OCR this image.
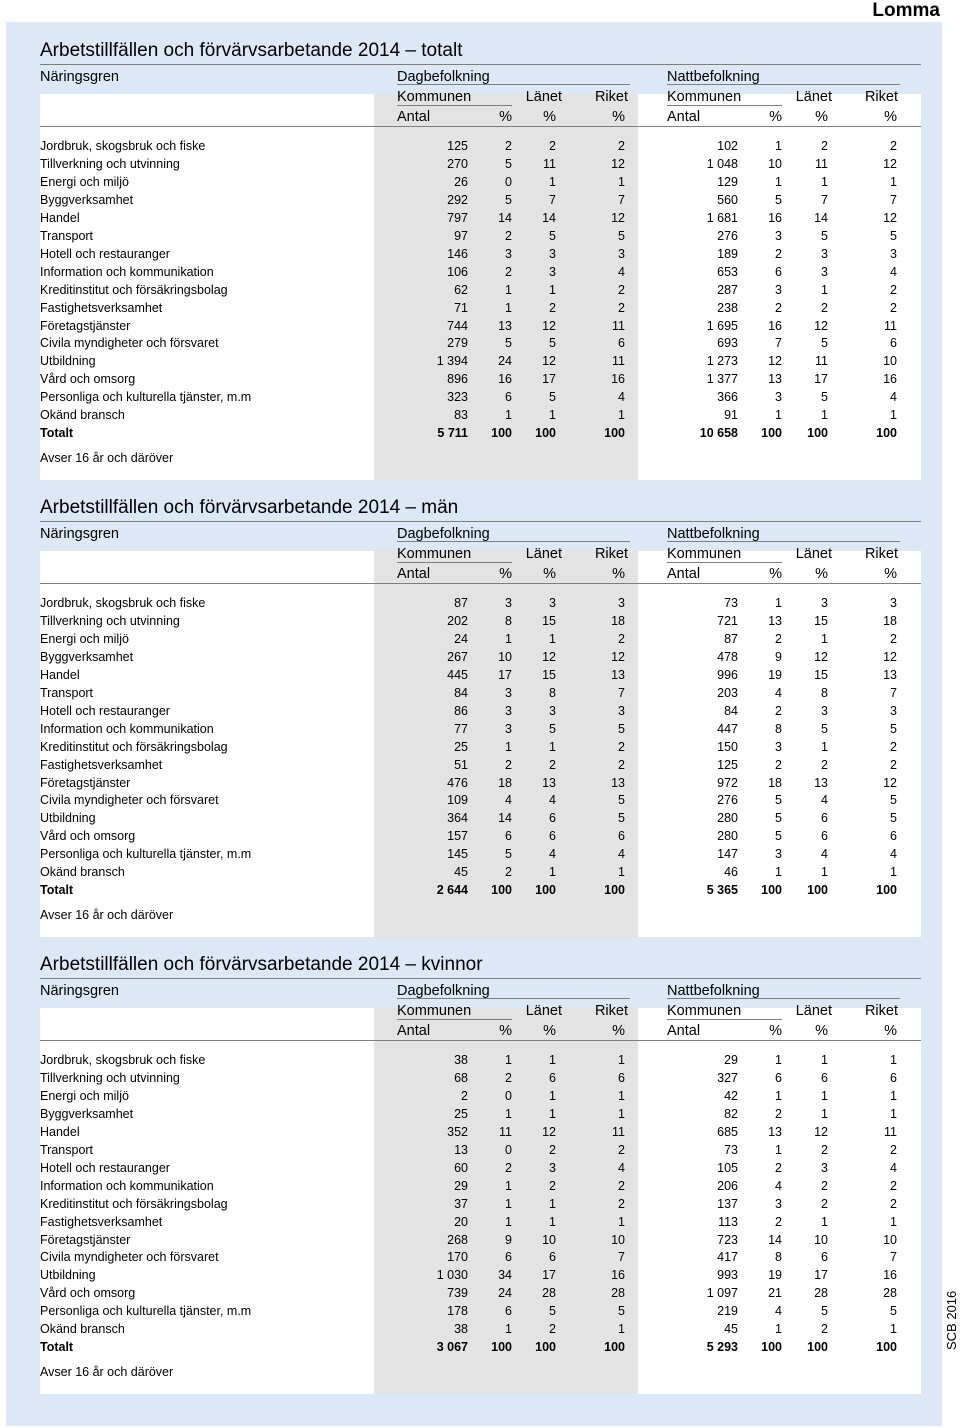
Lomma
Arbetstillfällen och förvärvsarbetande 2014 – totalt
Näringsgren	Dagbefolkning	Nattbefolkning
Kommunen	Länet	Riket	Kommunen	Länet	Riket
Antal	%	%	%	Antal	%	%	%
Jordbruk, skogsbruk och fiske	125	2	2	2	102	1	2	2
Tillverkning och utvinning	270	5	11	12	1 048	10	11	12
Energi och miljö	26	0	1	1	129	1	1	1
Byggverksamhet	292	5	7	7	560	5	7	7
Handel	797	14	14	12	1 681	16	14	12
Transport	97	2	5	5	276	3	5	5
Hotell och restauranger	146	3	3	3	189	2	3	3
Information och kommunikation	106	2	3	4	653	6	3	4
Kreditinstitut och försäkringsbolag	62	1	1	2	287	3	1	2
Fastighetsverksamhet	71	1	2	2	238	2	2	2
Företagstjänster	744	13	12	11	1 695	16	12	11
Civila myndigheter och försvaret	279	5	5	6	693	7	5	6
Utbildning	1 394	24	12	11	1 273	12	11	10
Vård och omsorg	896	16	17	16	1 377	13	17	16
Personliga och kulturella tjänster, m.m	323	6	5	4	366	3	5	4
Okänd bransch	83	1	1	1	91	1	1	1
Totalt	5 711	100	100	100	10 658	100	100	100
Avser 16 år och däröver
Arbetstillfällen och förvärvsarbetande 2014 – män
Näringsgren	Dagbefolkning	Nattbefolkning
Kommunen	Länet	Riket	Kommunen	Länet	Riket
Antal	%	%	%	Antal	%	%	%
Jordbruk, skogsbruk och fiske	87	3	3	3	73	1	3	3
Tillverkning och utvinning	202	8	15	18	721	13	15	18
Energi och miljö	24	1	1	2	87	2	1	2
Byggverksamhet	267	10	12	12	478	9	12	12
Handel	445	17	15	13	996	19	15	13
Transport	84	3	8	7	203	4	8	7
Hotell och restauranger	86	3	3	3	84	2	3	3
Information och kommunikation	77	3	5	5	447	8	5	5
Kreditinstitut och försäkringsbolag	25	1	1	2	150	3	1	2
Fastighetsverksamhet	51	2	2	2	125	2	2	2
Företagstjänster	476	18	13	13	972	18	13	12
Civila myndigheter och försvaret	109	4	4	5	276	5	4	5
Utbildning	364	14	6	5	280	5	6	5
Vård och omsorg	157	6	6	6	280	5	6	6
Personliga och kulturella tjänster, m.m	145	5	4	4	147	3	4	4
Okänd bransch	45	2	1	1	46	1	1	1
Totalt	2 644	100	100	100	5 365	100	100	100
Avser 16 år och däröver
Arbetstillfällen och förvärvsarbetande 2014 – kvinnor
Näringsgren	Dagbefolkning	Nattbefolkning
Kommunen	Länet	Riket	Kommunen	Länet	Riket
Antal	%	%	%	Antal	%	%	%
Jordbruk, skogsbruk och fiske	38	1	1	1	29	1	1	1
Tillverkning och utvinning	68	2	6	6	327	6	6	6
Energi och miljö	2	0	1	1	42	1	1	1
Byggverksamhet	25	1	1	1	82	2	1	1
Handel	352	11	12	11	685	13	12	11
Transport	13	0	2	2	73	1	2	2
Hotell och restauranger	60	2	3	4	105	2	3	4
Information och kommunikation	29	1	2	2	206	4	2	2
Kreditinstitut och försäkringsbolag	37	1	1	2	137	3	2	2
Fastighetsverksamhet	20	1	1	1	113	2	1	1
Företagstjänster	268	9	10	10	723	14	10	10
Civila myndigheter och försvaret	170	6	6	7	417	8	6	7
Utbildning	1 030	34	17	16	993	19	17	16
Vård och omsorg	739	24	28	28	1 097	21	28	28
Personliga och kulturella tjänster, m.m	178	6	5	5	219	4	5	5
Okänd bransch	38	1	2	1	45	1	2	1
Totalt	3 067	100	100	100	5 293	100	100	100
Avser 16 år och däröver
SCB 2016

☆ ☆ ☆ ☆ ☆

• **Exercise brief**: Write out the full listing verbatim, excluding its pictures.

• **Task answer**:
OCR this image.
Lomma
Arbetstillfällen och förvärvsarbetande 2014 – totalt
Näringsgren	Dagbefolkning	Nattbefolkning
Kommunen	Länet	Riket	Kommunen	Länet	Riket
Antal	%	%	%	Antal	%	%	%
Jordbruk, skogsbruk och fiske	125	2	2	2	102	1	2	2
Tillverkning och utvinning	270	5	11	12	1 048	10	11	12
Energi och miljö	26	0	1	1	129	1	1	1
Byggverksamhet	292	5	7	7	560	5	7	7
Handel	797	14	14	12	1 681	16	14	12
Transport	97	2	5	5	276	3	5	5
Hotell och restauranger	146	3	3	3	189	2	3	3
Information och kommunikation	106	2	3	4	653	6	3	4
Kreditinstitut och försäkringsbolag	62	1	1	2	287	3	1	2
Fastighetsverksamhet	71	1	2	2	238	2	2	2
Företagstjänster	744	13	12	11	1 695	16	12	11
Civila myndigheter och försvaret	279	5	5	6	693	7	5	6
Utbildning	1 394	24	12	11	1 273	12	11	10
Vård och omsorg	896	16	17	16	1 377	13	17	16
Personliga och kulturella tjänster, m.m	323	6	5	4	366	3	5	4
Okänd bransch	83	1	1	1	91	1	1	1
Totalt	5 711	100	100	100	10 658	100	100	100
Avser 16 år och däröver
Arbetstillfällen och förvärvsarbetande 2014 – män
Näringsgren	Dagbefolkning	Nattbefolkning
Kommunen	Länet	Riket	Kommunen	Länet	Riket
Antal	%	%	%	Antal	%	%	%
Jordbruk, skogsbruk och fiske	87	3	3	3	73	1	3	3
Tillverkning och utvinning	202	8	15	18	721	13	15	18
Energi och miljö	24	1	1	2	87	2	1	2
Byggverksamhet	267	10	12	12	478	9	12	12
Handel	445	17	15	13	996	19	15	13
Transport	84	3	8	7	203	4	8	7
Hotell och restauranger	86	3	3	3	84	2	3	3
Information och kommunikation	77	3	5	5	447	8	5	5
Kreditinstitut och försäkringsbolag	25	1	1	2	150	3	1	2
Fastighetsverksamhet	51	2	2	2	125	2	2	2
Företagstjänster	476	18	13	13	972	18	13	12
Civila myndigheter och försvaret	109	4	4	5	276	5	4	5
Utbildning	364	14	6	5	280	5	6	5
Vård och omsorg	157	6	6	6	280	5	6	6
Personliga och kulturella tjänster, m.m	145	5	4	4	147	3	4	4
Okänd bransch	45	2	1	1	46	1	1	1
Totalt	2 644	100	100	100	5 365	100	100	100
Avser 16 år och däröver
Arbetstillfällen och förvärvsarbetande 2014 – kvinnor
Näringsgren	Dagbefolkning	Nattbefolkning
Kommunen	Länet	Riket	Kommunen	Länet	Riket
Antal	%	%	%	Antal	%	%	%
Jordbruk, skogsbruk och fiske	38	1	1	1	29	1	1	1
Tillverkning och utvinning	68	2	6	6	327	6	6	6
Energi och miljö	2	0	1	1	42	1	1	1
Byggverksamhet	25	1	1	1	82	2	1	1
Handel	352	11	12	11	685	13	12	11
Transport	13	0	2	2	73	1	2	2
Hotell och restauranger	60	2	3	4	105	2	3	4
Information och kommunikation	29	1	2	2	206	4	2	2
Kreditinstitut och försäkringsbolag	37	1	1	2	137	3	2	2
Fastighetsverksamhet	20	1	1	1	113	2	1	1
Företagstjänster	268	9	10	10	723	14	10	10
Civila myndigheter och försvaret	170	6	6	7	417	8	6	7
Utbildning	1 030	34	17	16	993	19	17	16
Vård och omsorg	739	24	28	28	1 097	21	28	28
Personliga och kulturella tjänster, m.m	178	6	5	5	219	4	5	5
Okänd bransch	38	1	2	1	45	1	2	1
Totalt	3 067	100	100	100	5 293	100	100	100
Avser 16 år och däröver
SCB 2016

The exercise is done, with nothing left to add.